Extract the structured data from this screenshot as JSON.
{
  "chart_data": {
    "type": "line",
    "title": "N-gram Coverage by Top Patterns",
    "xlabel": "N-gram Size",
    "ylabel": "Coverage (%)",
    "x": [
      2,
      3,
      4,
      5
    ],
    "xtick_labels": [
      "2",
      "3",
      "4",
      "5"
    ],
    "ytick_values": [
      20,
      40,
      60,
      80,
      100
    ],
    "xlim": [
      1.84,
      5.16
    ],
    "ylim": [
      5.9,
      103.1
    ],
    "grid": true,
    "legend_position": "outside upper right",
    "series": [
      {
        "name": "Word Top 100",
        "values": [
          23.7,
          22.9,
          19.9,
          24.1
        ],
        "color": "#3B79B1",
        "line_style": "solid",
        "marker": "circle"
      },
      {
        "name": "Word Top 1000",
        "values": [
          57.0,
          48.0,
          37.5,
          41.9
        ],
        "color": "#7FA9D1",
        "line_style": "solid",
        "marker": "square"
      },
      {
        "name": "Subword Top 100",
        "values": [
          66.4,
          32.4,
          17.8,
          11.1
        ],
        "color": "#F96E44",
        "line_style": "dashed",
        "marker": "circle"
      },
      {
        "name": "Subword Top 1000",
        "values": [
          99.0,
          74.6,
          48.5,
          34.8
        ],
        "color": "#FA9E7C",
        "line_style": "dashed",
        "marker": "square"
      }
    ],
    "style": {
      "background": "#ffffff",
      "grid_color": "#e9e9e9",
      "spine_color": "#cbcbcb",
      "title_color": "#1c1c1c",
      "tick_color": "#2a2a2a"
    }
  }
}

-- -- --

> [GIVEN EXERCISE]: Repeat the data above exactly.

> [RESPONSE FOR THIS EXERCISE]:
Extract the structured data from this screenshot as JSON.
{
  "chart_data": {
    "type": "line",
    "title": "N-gram Coverage by Top Patterns",
    "xlabel": "N-gram Size",
    "ylabel": "Coverage (%)",
    "x": [
      2,
      3,
      4,
      5
    ],
    "xtick_labels": [
      "2",
      "3",
      "4",
      "5"
    ],
    "ytick_values": [
      20,
      40,
      60,
      80,
      100
    ],
    "xlim": [
      1.84,
      5.16
    ],
    "ylim": [
      5.9,
      103.1
    ],
    "grid": true,
    "legend_position": "outside upper right",
    "series": [
      {
        "name": "Word Top 100",
        "values": [
          23.7,
          22.9,
          19.9,
          24.1
        ],
        "color": "#3B79B1",
        "line_style": "solid",
        "marker": "circle"
      },
      {
        "name": "Word Top 1000",
        "values": [
          57.0,
          48.0,
          37.5,
          41.9
        ],
        "color": "#7FA9D1",
        "line_style": "solid",
        "marker": "square"
      },
      {
        "name": "Subword Top 100",
        "values": [
          66.4,
          32.4,
          17.8,
          11.1
        ],
        "color": "#F96E44",
        "line_style": "dashed",
        "marker": "circle"
      },
      {
        "name": "Subword Top 1000",
        "values": [
          99.0,
          74.6,
          48.5,
          34.8
        ],
        "color": "#FA9E7C",
        "line_style": "dashed",
        "marker": "square"
      }
    ],
    "style": {
      "background": "#ffffff",
      "grid_color": "#e9e9e9",
      "spine_color": "#cbcbcb",
      "title_color": "#1c1c1c",
      "tick_color": "#2a2a2a"
    }
  }
}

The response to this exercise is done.